>>>

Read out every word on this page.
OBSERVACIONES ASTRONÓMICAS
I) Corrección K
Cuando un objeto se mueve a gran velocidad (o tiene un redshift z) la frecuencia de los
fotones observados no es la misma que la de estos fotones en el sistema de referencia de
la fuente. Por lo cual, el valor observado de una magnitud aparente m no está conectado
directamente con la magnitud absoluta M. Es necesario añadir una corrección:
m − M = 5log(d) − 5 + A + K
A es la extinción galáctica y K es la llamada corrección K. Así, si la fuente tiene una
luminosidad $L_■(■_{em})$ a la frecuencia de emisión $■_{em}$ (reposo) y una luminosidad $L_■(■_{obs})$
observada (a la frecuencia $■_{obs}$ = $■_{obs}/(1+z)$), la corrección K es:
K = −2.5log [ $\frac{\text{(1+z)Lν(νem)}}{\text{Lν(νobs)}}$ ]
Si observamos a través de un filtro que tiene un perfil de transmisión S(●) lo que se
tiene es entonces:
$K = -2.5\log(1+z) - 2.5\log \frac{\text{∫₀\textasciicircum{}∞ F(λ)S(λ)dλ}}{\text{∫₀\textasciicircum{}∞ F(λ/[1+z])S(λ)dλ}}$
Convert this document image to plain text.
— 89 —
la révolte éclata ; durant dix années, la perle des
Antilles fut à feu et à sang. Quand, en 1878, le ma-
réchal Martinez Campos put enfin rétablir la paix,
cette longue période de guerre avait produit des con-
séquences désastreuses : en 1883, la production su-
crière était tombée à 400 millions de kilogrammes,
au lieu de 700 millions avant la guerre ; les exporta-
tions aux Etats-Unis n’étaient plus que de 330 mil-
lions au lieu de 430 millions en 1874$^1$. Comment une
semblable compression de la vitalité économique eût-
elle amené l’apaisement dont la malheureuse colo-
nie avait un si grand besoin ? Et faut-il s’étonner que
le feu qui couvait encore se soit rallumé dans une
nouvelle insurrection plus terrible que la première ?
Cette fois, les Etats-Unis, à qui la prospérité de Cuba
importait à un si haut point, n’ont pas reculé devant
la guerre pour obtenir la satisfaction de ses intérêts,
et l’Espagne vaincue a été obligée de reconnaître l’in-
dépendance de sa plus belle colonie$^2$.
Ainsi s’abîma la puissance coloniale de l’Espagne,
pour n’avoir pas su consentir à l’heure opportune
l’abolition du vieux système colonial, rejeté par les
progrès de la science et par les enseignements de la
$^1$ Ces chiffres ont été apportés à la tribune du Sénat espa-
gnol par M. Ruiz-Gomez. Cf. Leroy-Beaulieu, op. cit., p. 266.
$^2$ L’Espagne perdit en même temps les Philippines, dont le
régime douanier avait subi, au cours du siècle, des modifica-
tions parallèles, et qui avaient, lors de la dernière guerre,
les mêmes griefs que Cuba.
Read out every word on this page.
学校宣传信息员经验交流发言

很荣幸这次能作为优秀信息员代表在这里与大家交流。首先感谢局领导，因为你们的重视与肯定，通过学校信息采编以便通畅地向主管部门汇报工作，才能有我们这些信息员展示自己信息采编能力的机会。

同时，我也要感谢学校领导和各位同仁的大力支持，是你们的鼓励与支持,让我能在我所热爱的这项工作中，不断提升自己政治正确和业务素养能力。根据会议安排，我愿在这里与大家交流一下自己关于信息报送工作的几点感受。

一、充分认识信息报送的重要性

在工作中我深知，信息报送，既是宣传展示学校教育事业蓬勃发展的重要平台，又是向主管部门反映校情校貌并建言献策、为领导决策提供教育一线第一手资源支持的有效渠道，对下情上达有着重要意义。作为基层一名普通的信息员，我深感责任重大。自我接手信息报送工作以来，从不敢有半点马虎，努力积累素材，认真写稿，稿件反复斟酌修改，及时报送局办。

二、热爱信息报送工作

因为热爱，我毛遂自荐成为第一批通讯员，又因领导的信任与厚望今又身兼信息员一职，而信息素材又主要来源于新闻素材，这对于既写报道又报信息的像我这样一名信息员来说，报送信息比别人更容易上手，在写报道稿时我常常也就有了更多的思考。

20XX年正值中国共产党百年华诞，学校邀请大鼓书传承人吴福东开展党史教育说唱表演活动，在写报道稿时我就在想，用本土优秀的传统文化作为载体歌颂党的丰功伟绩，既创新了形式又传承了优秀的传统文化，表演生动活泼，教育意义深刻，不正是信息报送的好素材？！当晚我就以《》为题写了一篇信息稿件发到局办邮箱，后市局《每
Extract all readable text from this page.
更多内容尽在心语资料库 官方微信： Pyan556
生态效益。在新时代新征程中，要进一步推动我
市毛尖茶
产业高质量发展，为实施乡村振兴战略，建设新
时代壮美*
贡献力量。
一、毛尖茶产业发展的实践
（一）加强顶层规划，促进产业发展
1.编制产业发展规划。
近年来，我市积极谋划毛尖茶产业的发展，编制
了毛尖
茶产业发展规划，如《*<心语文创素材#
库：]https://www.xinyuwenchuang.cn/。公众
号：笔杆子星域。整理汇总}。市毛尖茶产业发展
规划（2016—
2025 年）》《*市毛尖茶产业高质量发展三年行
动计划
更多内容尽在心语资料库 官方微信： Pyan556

<<<

Exactly reproduce every record.

SOLVED PROBLEM =
Read out every word on this page.
OBSERVACIONES ASTRONÓMICAS
I) Corrección K
Cuando un objeto se mueve a gran velocidad (o tiene un redshift z) la frecuencia de los
fotones observados no es la misma que la de estos fotones en el sistema de referencia de
la fuente. Por lo cual, el valor observado de una magnitud aparente m no está conectado
directamente con la magnitud absoluta M. Es necesario añadir una corrección:
m − M = 5log(d) − 5 + A + K
A es la extinción galáctica y K es la llamada corrección K. Así, si la fuente tiene una
luminosidad $L_■(■_{em})$ a la frecuencia de emisión $■_{em}$ (reposo) y una luminosidad $L_■(■_{obs})$
observada (a la frecuencia $■_{obs}$ = $■_{obs}/(1+z)$), la corrección K es:
K = −2.5log [ $\frac{\text{(1+z)Lν(νem)}}{\text{Lν(νobs)}}$ ]
Si observamos a través de un filtro que tiene un perfil de transmisión S(●) lo que se
tiene es entonces:
$K = -2.5\log(1+z) - 2.5\log \frac{\text{∫₀\textasciicircum{}∞ F(λ)S(λ)dλ}}{\text{∫₀\textasciicircum{}∞ F(λ/[1+z])S(λ)dλ}}$
Convert this document image to plain text.
— 89 —
la révolte éclata ; durant dix années, la perle des
Antilles fut à feu et à sang. Quand, en 1878, le ma-
réchal Martinez Campos put enfin rétablir la paix,
cette longue période de guerre avait produit des con-
séquences désastreuses : en 1883, la production su-
crière était tombée à 400 millions de kilogrammes,
au lieu de 700 millions avant la guerre ; les exporta-
tions aux Etats-Unis n’étaient plus que de 330 mil-
lions au lieu de 430 millions en 1874$^1$. Comment une
semblable compression de la vitalité économique eût-
elle amené l’apaisement dont la malheureuse colo-
nie avait un si grand besoin ? Et faut-il s’étonner que
le feu qui couvait encore se soit rallumé dans une
nouvelle insurrection plus terrible que la première ?
Cette fois, les Etats-Unis, à qui la prospérité de Cuba
importait à un si haut point, n’ont pas reculé devant
la guerre pour obtenir la satisfaction de ses intérêts,
et l’Espagne vaincue a été obligée de reconnaître l’in-
dépendance de sa plus belle colonie$^2$.
Ainsi s’abîma la puissance coloniale de l’Espagne,
pour n’avoir pas su consentir à l’heure opportune
l’abolition du vieux système colonial, rejeté par les
progrès de la science et par les enseignements de la
$^1$ Ces chiffres ont été apportés à la tribune du Sénat espa-
gnol par M. Ruiz-Gomez. Cf. Leroy-Beaulieu, op. cit., p. 266.
$^2$ L’Espagne perdit en même temps les Philippines, dont le
régime douanier avait subi, au cours du siècle, des modifica-
tions parallèles, et qui avaient, lors de la dernière guerre,
les mêmes griefs que Cuba.
Read out every word on this page.
学校宣传信息员经验交流发言

很荣幸这次能作为优秀信息员代表在这里与大家交流。首先感谢局领导，因为你们的重视与肯定，通过学校信息采编以便通畅地向主管部门汇报工作，才能有我们这些信息员展示自己信息采编能力的机会。

同时，我也要感谢学校领导和各位同仁的大力支持，是你们的鼓励与支持,让我能在我所热爱的这项工作中，不断提升自己政治正确和业务素养能力。根据会议安排，我愿在这里与大家交流一下自己关于信息报送工作的几点感受。

一、充分认识信息报送的重要性

在工作中我深知，信息报送，既是宣传展示学校教育事业蓬勃发展的重要平台，又是向主管部门反映校情校貌并建言献策、为领导决策提供教育一线第一手资源支持的有效渠道，对下情上达有着重要意义。作为基层一名普通的信息员，我深感责任重大。自我接手信息报送工作以来，从不敢有半点马虎，努力积累素材，认真写稿，稿件反复斟酌修改，及时报送局办。

二、热爱信息报送工作

因为热爱，我毛遂自荐成为第一批通讯员，又因领导的信任与厚望今又身兼信息员一职，而信息素材又主要来源于新闻素材，这对于既写报道又报信息的像我这样一名信息员来说，报送信息比别人更容易上手，在写报道稿时我常常也就有了更多的思考。

20XX年正值中国共产党百年华诞，学校邀请大鼓书传承人吴福东开展党史教育说唱表演活动，在写报道稿时我就在想，用本土优秀的传统文化作为载体歌颂党的丰功伟绩，既创新了形式又传承了优秀的传统文化，表演生动活泼，教育意义深刻，不正是信息报送的好素材？！当晚我就以《》为题写了一篇信息稿件发到局办邮箱，后市局《每
Extract all readable text from this page.
更多内容尽在心语资料库 官方微信： Pyan556
生态效益。在新时代新征程中，要进一步推动我
市毛尖茶
产业高质量发展，为实施乡村振兴战略，建设新
时代壮美*
贡献力量。
一、毛尖茶产业发展的实践
（一）加强顶层规划，促进产业发展
1.编制产业发展规划。
近年来，我市积极谋划毛尖茶产业的发展，编制
了毛尖
茶产业发展规划，如《*<心语文创素材#
库：]https://www.xinyuwenchuang.cn/。公众
号：笔杆子星域。整理汇总}。市毛尖茶产业发展
规划（2016—
2025 年）》《*市毛尖茶产业高质量发展三年行
动计划
更多内容尽在心语资料库 官方微信： Pyan556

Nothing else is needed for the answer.